• Written request
Below are the records; collect from them each line containing the string "JSON".

• Excerpted records
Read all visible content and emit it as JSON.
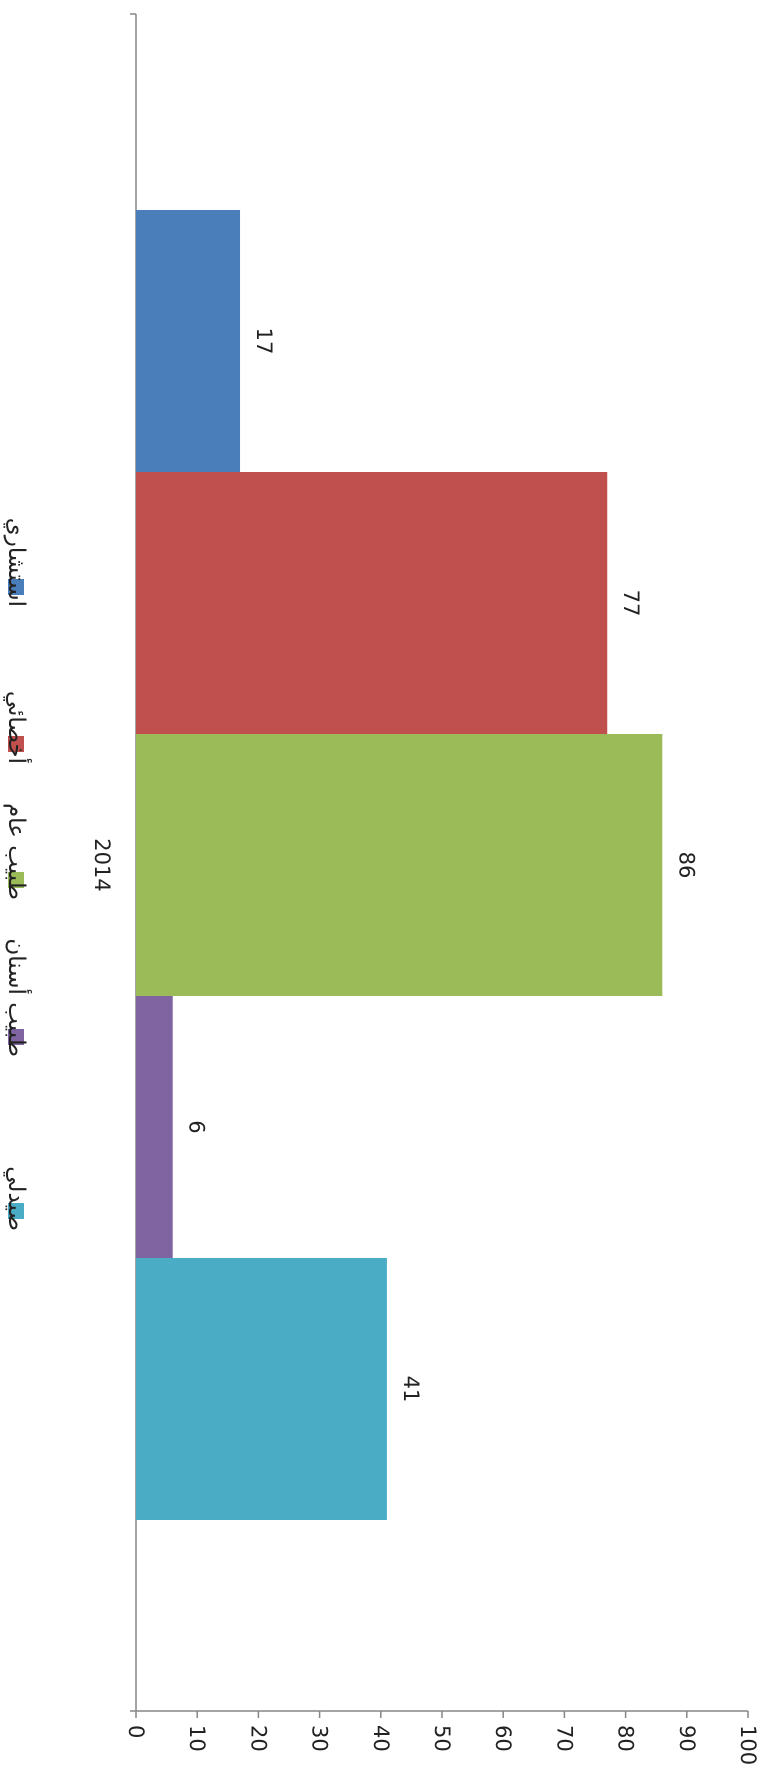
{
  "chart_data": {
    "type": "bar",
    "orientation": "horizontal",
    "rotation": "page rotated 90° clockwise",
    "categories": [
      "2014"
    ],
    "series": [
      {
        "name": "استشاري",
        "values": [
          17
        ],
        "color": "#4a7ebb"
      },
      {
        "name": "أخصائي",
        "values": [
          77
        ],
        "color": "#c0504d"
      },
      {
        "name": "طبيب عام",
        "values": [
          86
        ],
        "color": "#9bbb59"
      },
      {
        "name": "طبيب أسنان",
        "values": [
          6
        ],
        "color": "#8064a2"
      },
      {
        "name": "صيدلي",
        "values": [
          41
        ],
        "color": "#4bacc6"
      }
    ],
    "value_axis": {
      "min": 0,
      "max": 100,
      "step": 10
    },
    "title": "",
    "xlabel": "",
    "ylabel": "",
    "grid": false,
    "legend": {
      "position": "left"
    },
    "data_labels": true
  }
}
---
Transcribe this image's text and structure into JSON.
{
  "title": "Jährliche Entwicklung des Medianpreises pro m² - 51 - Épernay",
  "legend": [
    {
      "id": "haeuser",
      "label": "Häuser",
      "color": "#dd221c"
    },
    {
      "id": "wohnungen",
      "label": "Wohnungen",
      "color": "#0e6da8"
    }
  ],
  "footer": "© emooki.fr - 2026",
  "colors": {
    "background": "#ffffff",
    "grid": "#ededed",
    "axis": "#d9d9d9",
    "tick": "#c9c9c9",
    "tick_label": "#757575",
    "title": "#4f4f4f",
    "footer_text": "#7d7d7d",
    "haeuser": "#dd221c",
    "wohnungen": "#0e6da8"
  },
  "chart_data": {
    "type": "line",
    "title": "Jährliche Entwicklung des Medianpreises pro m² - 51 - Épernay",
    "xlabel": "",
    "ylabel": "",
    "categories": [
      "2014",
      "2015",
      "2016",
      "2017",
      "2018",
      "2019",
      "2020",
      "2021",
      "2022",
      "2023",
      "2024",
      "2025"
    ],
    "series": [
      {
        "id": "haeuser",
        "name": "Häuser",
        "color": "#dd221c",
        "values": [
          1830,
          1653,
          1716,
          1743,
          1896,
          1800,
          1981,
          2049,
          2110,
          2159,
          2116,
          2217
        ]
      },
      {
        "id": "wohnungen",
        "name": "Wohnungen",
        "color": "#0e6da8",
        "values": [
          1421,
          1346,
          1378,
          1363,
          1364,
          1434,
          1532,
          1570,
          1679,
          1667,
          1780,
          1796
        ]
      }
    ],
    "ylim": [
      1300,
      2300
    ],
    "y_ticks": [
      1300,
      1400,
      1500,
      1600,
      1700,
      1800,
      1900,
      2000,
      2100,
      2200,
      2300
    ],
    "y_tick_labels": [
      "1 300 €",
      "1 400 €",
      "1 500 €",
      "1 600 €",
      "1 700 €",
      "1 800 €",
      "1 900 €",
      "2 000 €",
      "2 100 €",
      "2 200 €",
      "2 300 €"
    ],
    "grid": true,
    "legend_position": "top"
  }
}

• Answer to the task
Read all visible content and emit it as JSON.
Transcribe this image's text and structure into JSON.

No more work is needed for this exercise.